** Begin Records supplied **
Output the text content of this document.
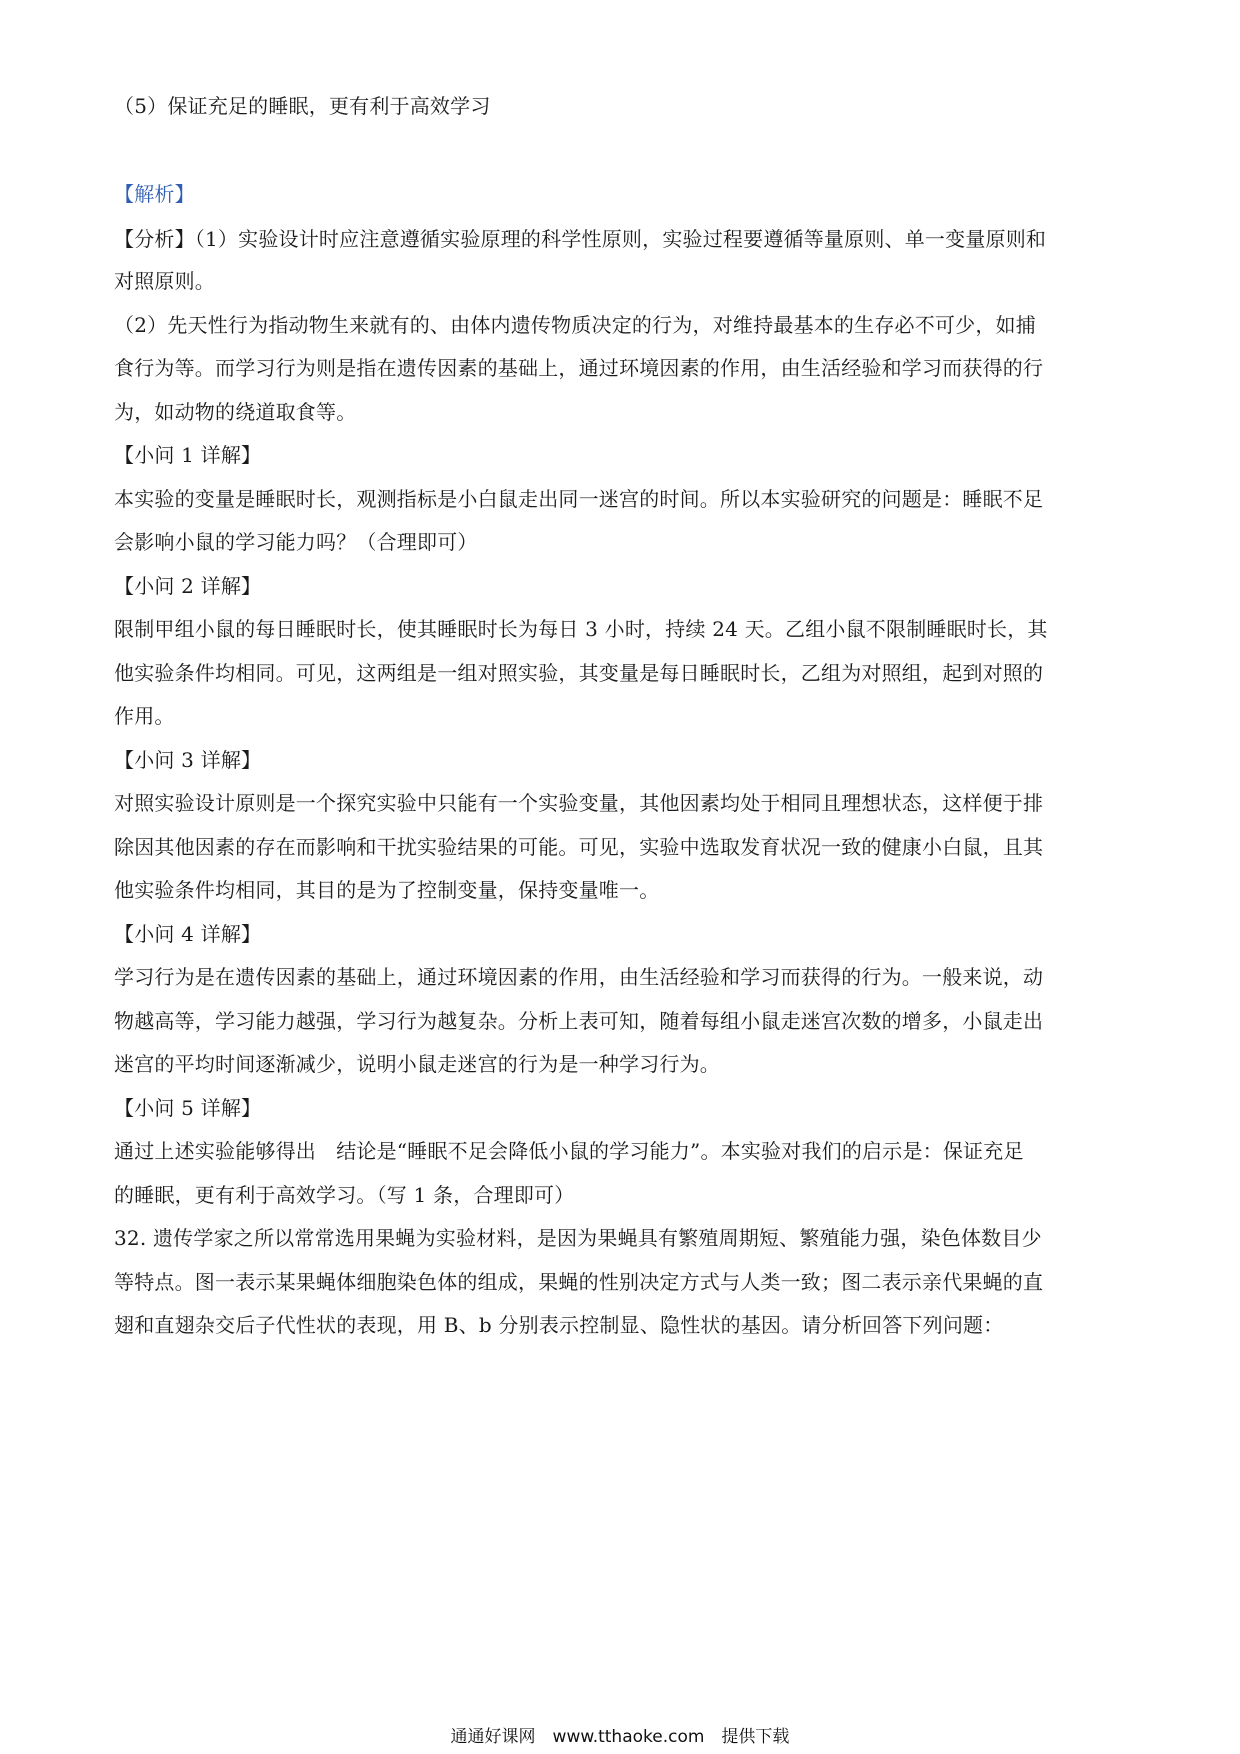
（5）保证充足的睡眠，更有利于高效学习
【解析】
【分析】（1）实验设计时应注意遵循实验原理的科学性原则，实验过程要遵循等量原则、单一变量原则和
对照原则。
（2）先天性行为指动物生来就有的、由体内遗传物质决定的行为，对维持最基本的生存必不可少，如捕
食行为等。而学习行为则是指在遗传因素的基础上，通过环境因素的作用，由生活经验和学习而获得的行
为，如动物的绕道取食等。
【小问 1 详解】
本实验的变量是睡眠时长，观测指标是小白鼠走出同一迷宫的时间。所以本实验研究的问题是：睡眠不足
会影响小鼠的学习能力吗？（合理即可）
【小问 2 详解】
限制甲组小鼠的每日睡眠时长，使其睡眠时长为每日 3 小时，持续 24 天。乙组小鼠不限制睡眠时长，其
他实验条件均相同。可见，这两组是一组对照实验，其变量是每日睡眠时长，乙组为对照组，起到对照的
作用。
【小问 3 详解】
对照实验设计原则是一个探究实验中只能有一个实验变量，其他因素均处于相同且理想状态，这样便于排
除因其他因素的存在而影响和干扰实验结果的可能。可见，实验中选取发育状况一致的健康小白鼠，且其
他实验条件均相同，其目的是为了控制变量，保持变量唯一。
【小问 4 详解】
学习行为是在遗传因素的基础上，通过环境因素的作用，由生活经验和学习而获得的行为。一般来说，动
物越高等，学习能力越强，学习行为越复杂。分析上表可知，随着每组小鼠走迷宫次数的增多，小鼠走出
迷宫的平均时间逐渐减少，说明小鼠走迷宫的行为是一种学习行为。
【小问 5 详解】
通过上述实验能够得出　结论是“睡眠不足会降低小鼠的学习能力”。本实验对我们的启示是：保证充足
的睡眠，更有利于高效学习。（写 1 条，合理即可）
32. 遗传学家之所以常常选用果蝇为实验材料，是因为果蝇具有繁殖周期短、繁殖能力强，染色体数目少
等特点。图一表示某果蝇体细胞染色体的组成，果蝇的性别决定方式与人类一致；图二表示亲代果蝇的直
翅和直翅杂交后子代性状的表现，用 B、b 分别表示控制显、隐性状的基因。请分析回答下列问题：
通通好课网　www.tthaoke.com　提供下载
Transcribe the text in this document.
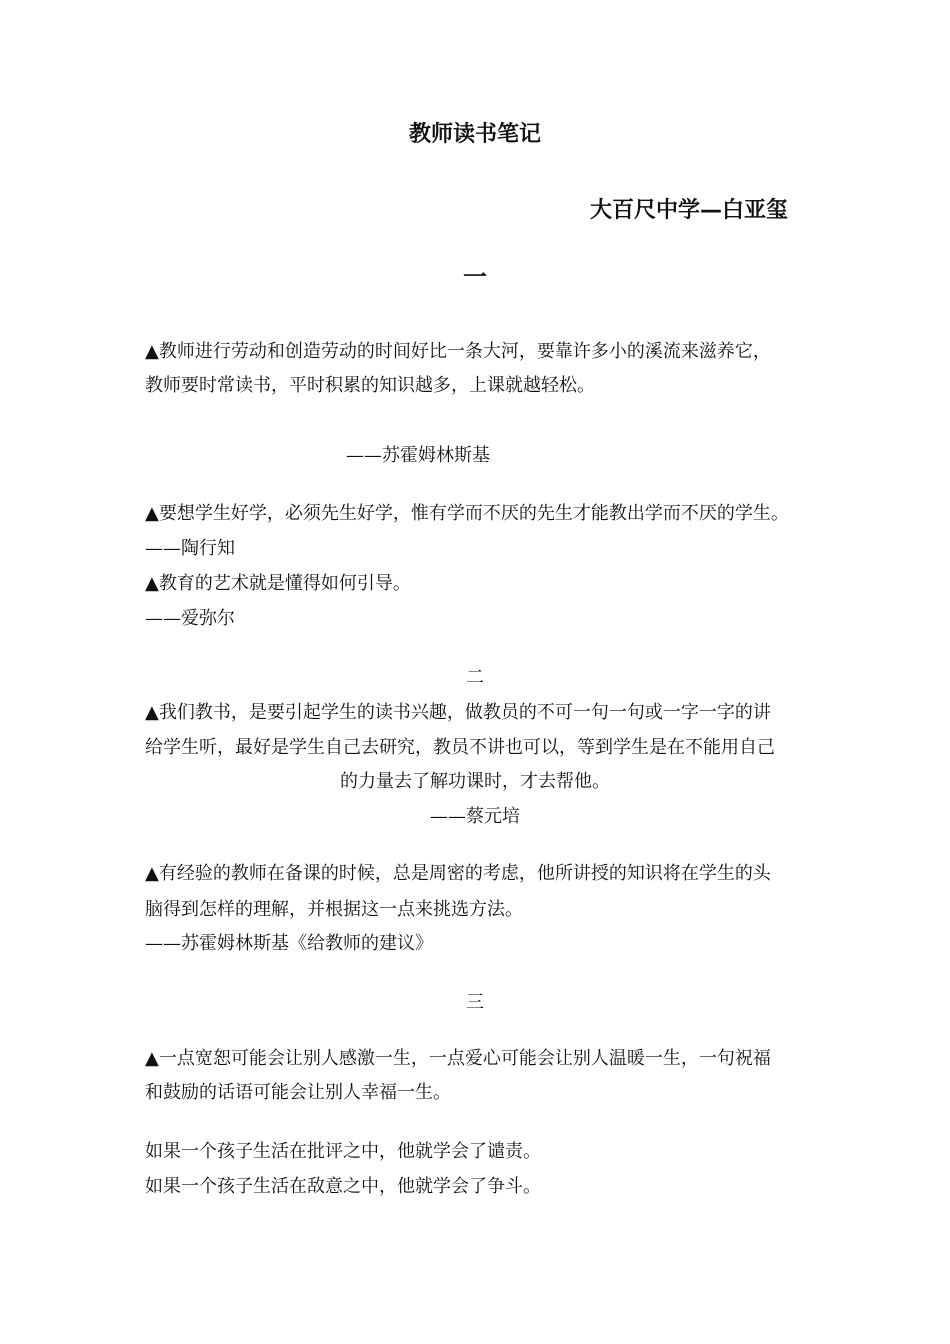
教师读书笔记
大百尺中学—白亚玺
一
▲教师进行劳动和创造劳动的时间好比一条大河，要靠许多小的溪流来滋养它，
教师要时常读书，平时积累的知识越多，上课就越轻松。
——苏霍姆林斯基
▲要想学生好学，必须先生好学，惟有学而不厌的先生才能教出学而不厌的学生。
——陶行知
▲教育的艺术就是懂得如何引导。
——爱弥尔
二
▲我们教书，是要引起学生的读书兴趣，做教员的不可一句一句或一字一字的讲
给学生听，最好是学生自己去研究，教员不讲也可以，等到学生是在不能用自己
的力量去了解功课时，才去帮他。
——蔡元培
▲有经验的教师在备课的时候，总是周密的考虑，他所讲授的知识将在学生的头
脑得到怎样的理解，并根据这一点来挑选方法。
——苏霍姆林斯基《给教师的建议》
三
▲一点宽恕可能会让别人感激一生，一点爱心可能会让别人温暖一生，一句祝福
和鼓励的话语可能会让别人幸福一生。
如果一个孩子生活在批评之中，他就学会了谴责。
如果一个孩子生活在敌意之中，他就学会了争斗。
** End Records supplied **
| Short exercise |
Search the records for the word "他实验条件均相同", then list every line that has it.

| Right answer |
他实验条件均相同。可见，这两组是一组对照实验，其变量是每日睡眠时长，乙组为对照组，起到对照的
他实验条件均相同，其目的是为了控制变量，保持变量唯一。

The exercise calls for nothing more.